INPUT MATERIAL.
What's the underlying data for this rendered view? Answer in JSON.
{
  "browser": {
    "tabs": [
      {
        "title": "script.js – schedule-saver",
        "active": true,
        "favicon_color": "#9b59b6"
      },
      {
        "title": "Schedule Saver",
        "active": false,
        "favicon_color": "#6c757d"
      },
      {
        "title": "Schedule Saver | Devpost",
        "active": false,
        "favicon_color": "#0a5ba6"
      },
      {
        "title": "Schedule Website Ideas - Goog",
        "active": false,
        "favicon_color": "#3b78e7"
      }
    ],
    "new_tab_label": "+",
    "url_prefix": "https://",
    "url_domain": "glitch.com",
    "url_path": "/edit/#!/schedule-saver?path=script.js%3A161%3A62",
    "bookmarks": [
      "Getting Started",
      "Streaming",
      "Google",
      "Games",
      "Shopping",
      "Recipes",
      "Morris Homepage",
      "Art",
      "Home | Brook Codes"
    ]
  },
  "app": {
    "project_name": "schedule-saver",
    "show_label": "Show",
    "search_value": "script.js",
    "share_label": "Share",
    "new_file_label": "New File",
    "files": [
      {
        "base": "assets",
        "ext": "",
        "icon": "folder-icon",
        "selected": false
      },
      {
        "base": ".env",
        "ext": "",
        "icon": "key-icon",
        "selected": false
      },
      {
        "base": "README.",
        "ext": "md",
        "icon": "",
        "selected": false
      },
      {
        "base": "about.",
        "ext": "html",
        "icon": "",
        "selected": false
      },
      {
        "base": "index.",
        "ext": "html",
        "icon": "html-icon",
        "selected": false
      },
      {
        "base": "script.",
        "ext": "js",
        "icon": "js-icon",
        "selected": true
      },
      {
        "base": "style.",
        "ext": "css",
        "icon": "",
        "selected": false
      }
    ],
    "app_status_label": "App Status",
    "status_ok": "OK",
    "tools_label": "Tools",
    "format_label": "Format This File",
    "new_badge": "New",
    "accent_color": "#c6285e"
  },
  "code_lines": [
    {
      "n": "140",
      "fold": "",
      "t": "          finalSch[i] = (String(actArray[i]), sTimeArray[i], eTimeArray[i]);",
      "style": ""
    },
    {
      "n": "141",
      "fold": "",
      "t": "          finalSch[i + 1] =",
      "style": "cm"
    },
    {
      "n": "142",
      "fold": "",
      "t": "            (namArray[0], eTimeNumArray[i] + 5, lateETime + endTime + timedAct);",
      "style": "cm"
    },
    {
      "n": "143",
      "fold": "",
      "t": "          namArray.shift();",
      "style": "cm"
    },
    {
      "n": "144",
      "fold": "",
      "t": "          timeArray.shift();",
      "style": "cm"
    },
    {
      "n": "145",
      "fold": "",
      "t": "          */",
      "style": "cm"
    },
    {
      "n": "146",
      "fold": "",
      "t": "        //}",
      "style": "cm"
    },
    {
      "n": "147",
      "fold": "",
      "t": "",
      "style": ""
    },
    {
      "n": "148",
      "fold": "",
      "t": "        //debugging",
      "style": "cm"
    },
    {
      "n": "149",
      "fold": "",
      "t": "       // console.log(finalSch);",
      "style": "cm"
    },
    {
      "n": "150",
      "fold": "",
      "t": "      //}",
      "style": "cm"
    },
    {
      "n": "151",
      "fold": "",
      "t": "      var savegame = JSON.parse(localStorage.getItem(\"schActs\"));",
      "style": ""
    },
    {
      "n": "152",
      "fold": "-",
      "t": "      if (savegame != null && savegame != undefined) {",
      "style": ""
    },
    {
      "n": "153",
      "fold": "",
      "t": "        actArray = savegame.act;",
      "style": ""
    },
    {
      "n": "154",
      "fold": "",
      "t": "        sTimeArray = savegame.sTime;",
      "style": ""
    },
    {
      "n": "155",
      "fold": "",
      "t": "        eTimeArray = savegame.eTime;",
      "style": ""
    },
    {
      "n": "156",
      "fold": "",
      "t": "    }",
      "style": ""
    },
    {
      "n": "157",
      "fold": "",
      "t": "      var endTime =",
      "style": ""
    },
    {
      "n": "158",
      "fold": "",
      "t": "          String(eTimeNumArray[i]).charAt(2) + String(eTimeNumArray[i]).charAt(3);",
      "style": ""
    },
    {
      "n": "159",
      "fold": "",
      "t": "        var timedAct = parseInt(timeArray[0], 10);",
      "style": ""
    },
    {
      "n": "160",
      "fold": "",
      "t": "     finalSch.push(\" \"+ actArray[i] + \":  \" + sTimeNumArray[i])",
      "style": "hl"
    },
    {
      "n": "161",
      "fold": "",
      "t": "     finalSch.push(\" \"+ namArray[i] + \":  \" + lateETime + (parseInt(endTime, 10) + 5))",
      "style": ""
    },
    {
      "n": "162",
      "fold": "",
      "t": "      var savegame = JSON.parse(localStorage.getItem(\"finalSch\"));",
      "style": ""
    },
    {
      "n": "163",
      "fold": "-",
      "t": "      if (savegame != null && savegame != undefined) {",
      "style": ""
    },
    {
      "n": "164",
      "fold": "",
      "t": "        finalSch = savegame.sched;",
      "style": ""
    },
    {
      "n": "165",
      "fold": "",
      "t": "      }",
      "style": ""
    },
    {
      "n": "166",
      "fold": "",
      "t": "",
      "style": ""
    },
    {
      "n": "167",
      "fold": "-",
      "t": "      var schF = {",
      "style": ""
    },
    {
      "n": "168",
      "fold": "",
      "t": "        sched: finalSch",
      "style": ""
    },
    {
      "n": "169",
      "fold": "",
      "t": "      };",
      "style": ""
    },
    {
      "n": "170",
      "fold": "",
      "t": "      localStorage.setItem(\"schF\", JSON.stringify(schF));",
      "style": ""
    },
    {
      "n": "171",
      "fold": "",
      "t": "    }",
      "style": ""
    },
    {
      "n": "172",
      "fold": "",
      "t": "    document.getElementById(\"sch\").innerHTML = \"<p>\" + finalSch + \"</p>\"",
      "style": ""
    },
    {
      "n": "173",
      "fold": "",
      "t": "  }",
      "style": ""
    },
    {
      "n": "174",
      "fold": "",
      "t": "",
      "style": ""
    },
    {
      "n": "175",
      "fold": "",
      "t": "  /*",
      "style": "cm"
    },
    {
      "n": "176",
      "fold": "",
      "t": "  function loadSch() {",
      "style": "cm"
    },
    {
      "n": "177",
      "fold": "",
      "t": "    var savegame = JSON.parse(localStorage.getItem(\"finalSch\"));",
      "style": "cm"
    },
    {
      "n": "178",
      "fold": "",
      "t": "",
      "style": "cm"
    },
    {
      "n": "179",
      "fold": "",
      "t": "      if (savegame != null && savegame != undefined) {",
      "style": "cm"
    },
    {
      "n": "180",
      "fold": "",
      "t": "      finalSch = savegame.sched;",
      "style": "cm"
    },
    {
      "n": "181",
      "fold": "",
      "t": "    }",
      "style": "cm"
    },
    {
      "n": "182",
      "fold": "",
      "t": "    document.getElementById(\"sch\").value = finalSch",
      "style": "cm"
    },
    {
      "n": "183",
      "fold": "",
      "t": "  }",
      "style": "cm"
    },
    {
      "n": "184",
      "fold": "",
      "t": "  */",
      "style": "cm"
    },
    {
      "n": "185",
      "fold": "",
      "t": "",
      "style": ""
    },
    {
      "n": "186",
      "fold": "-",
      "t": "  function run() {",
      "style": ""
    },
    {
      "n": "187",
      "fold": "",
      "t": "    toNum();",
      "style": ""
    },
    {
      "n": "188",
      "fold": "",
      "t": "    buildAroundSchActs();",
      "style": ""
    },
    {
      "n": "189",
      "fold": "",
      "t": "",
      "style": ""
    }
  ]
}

GIVEN PROBLEM.
In the records, locate each line holding the string "sTimeArray" and copy it.

WRITTEN SOLUTION.
      "t": "          finalSch[i] = (String(actArray[i]), sTimeArray[i], eTimeArray[i]);",
      "t": "        sTimeArray = savegame.sTime;",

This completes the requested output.